> _Direction_: Drop all images and give the records again exactly.

> _Dataset entries on figures_:
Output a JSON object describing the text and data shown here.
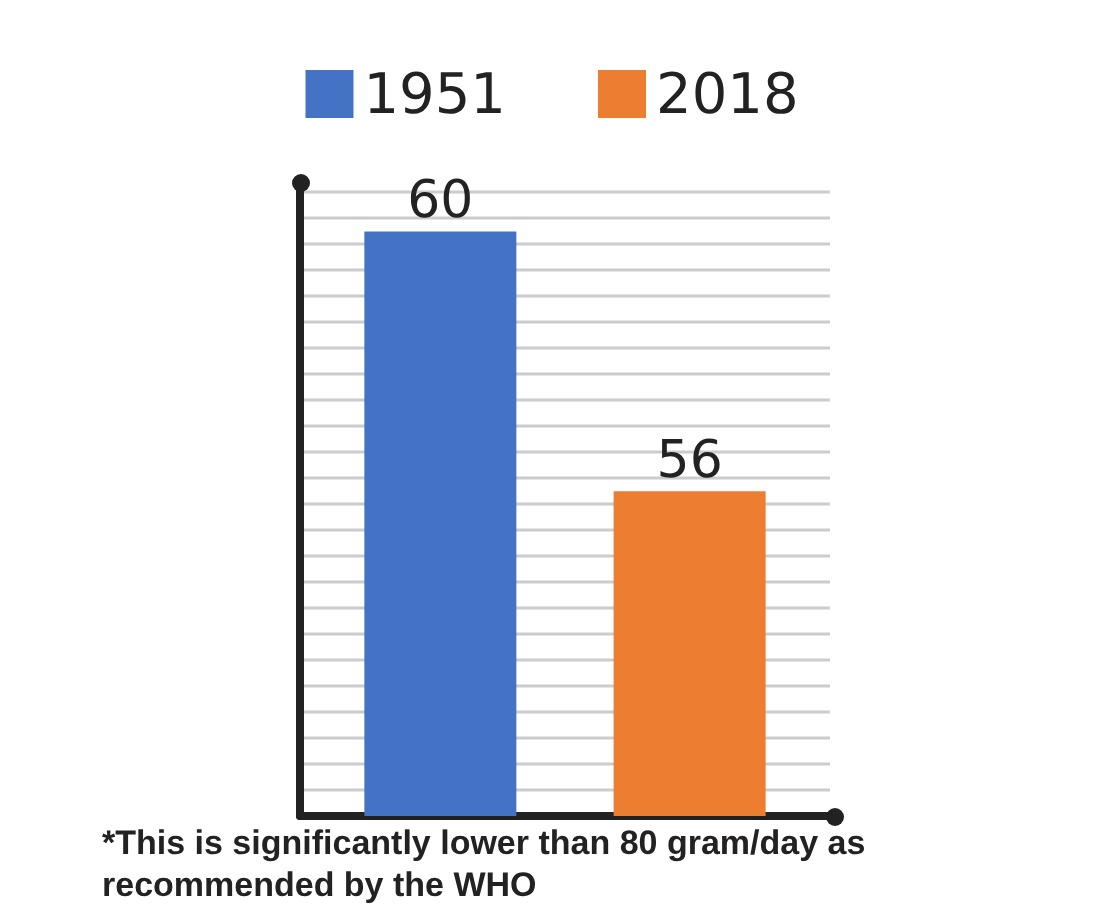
{
  "chart_data": {
    "type": "bar",
    "categories": [
      null
    ],
    "series": [
      {
        "name": "1951",
        "color": "#4472c4",
        "values": [
          60
        ]
      },
      {
        "name": "2018",
        "color": "#ed7d31",
        "values": [
          56
        ]
      }
    ],
    "ylim": [
      51,
      60.7
    ],
    "yticks": [
      {
        "value": 51.4,
        "label": null
      },
      {
        "value": 51.8,
        "label": null
      },
      {
        "value": 52.2,
        "label": null
      },
      {
        "value": 52.6,
        "label": null
      },
      {
        "value": 53,
        "label": null
      },
      {
        "value": 53.4,
        "label": null
      },
      {
        "value": 53.8,
        "label": null
      },
      {
        "value": 54.2,
        "label": null
      },
      {
        "value": 54.6,
        "label": null
      },
      {
        "value": 55,
        "label": null
      },
      {
        "value": 55.4,
        "label": null
      },
      {
        "value": 55.8,
        "label": null
      },
      {
        "value": 56.2,
        "label": null
      },
      {
        "value": 56.6,
        "label": null
      },
      {
        "value": 57,
        "label": null
      },
      {
        "value": 57.4,
        "label": null
      },
      {
        "value": 57.8,
        "label": null
      },
      {
        "value": 58.2,
        "label": null
      },
      {
        "value": 58.6,
        "label": null
      },
      {
        "value": 59,
        "label": null
      },
      {
        "value": 59.4,
        "label": null
      },
      {
        "value": 59.8,
        "label": null
      },
      {
        "value": 60.2,
        "label": null
      },
      {
        "value": 60.6,
        "label": null
      }
    ],
    "grid": "y",
    "legend": "top",
    "data_labels": true,
    "annotations": [
      "*This is significantly lower than 80 gram/day as recommended by the WHO"
    ]
  }
}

> _Answer below_:
Output a JSON object describing the text and data shown here.
{
  "chart_data": {
    "type": "bar",
    "categories": [
      null
    ],
    "series": [
      {
        "name": "1951",
        "color": "#4472c4",
        "values": [
          60
        ]
      },
      {
        "name": "2018",
        "color": "#ed7d31",
        "values": [
          56
        ]
      }
    ],
    "ylim": [
      51,
      60.7
    ],
    "yticks": [
      {
        "value": 51.4,
        "label": null
      },
      {
        "value": 51.8,
        "label": null
      },
      {
        "value": 52.2,
        "label": null
      },
      {
        "value": 52.6,
        "label": null
      },
      {
        "value": 53,
        "label": null
      },
      {
        "value": 53.4,
        "label": null
      },
      {
        "value": 53.8,
        "label": null
      },
      {
        "value": 54.2,
        "label": null
      },
      {
        "value": 54.6,
        "label": null
      },
      {
        "value": 55,
        "label": null
      },
      {
        "value": 55.4,
        "label": null
      },
      {
        "value": 55.8,
        "label": null
      },
      {
        "value": 56.2,
        "label": null
      },
      {
        "value": 56.6,
        "label": null
      },
      {
        "value": 57,
        "label": null
      },
      {
        "value": 57.4,
        "label": null
      },
      {
        "value": 57.8,
        "label": null
      },
      {
        "value": 58.2,
        "label": null
      },
      {
        "value": 58.6,
        "label": null
      },
      {
        "value": 59,
        "label": null
      },
      {
        "value": 59.4,
        "label": null
      },
      {
        "value": 59.8,
        "label": null
      },
      {
        "value": 60.2,
        "label": null
      },
      {
        "value": 60.6,
        "label": null
      }
    ],
    "grid": "y",
    "legend": "top",
    "data_labels": true,
    "annotations": [
      "*This is significantly lower than 80 gram/day as recommended by the WHO"
    ]
  }
}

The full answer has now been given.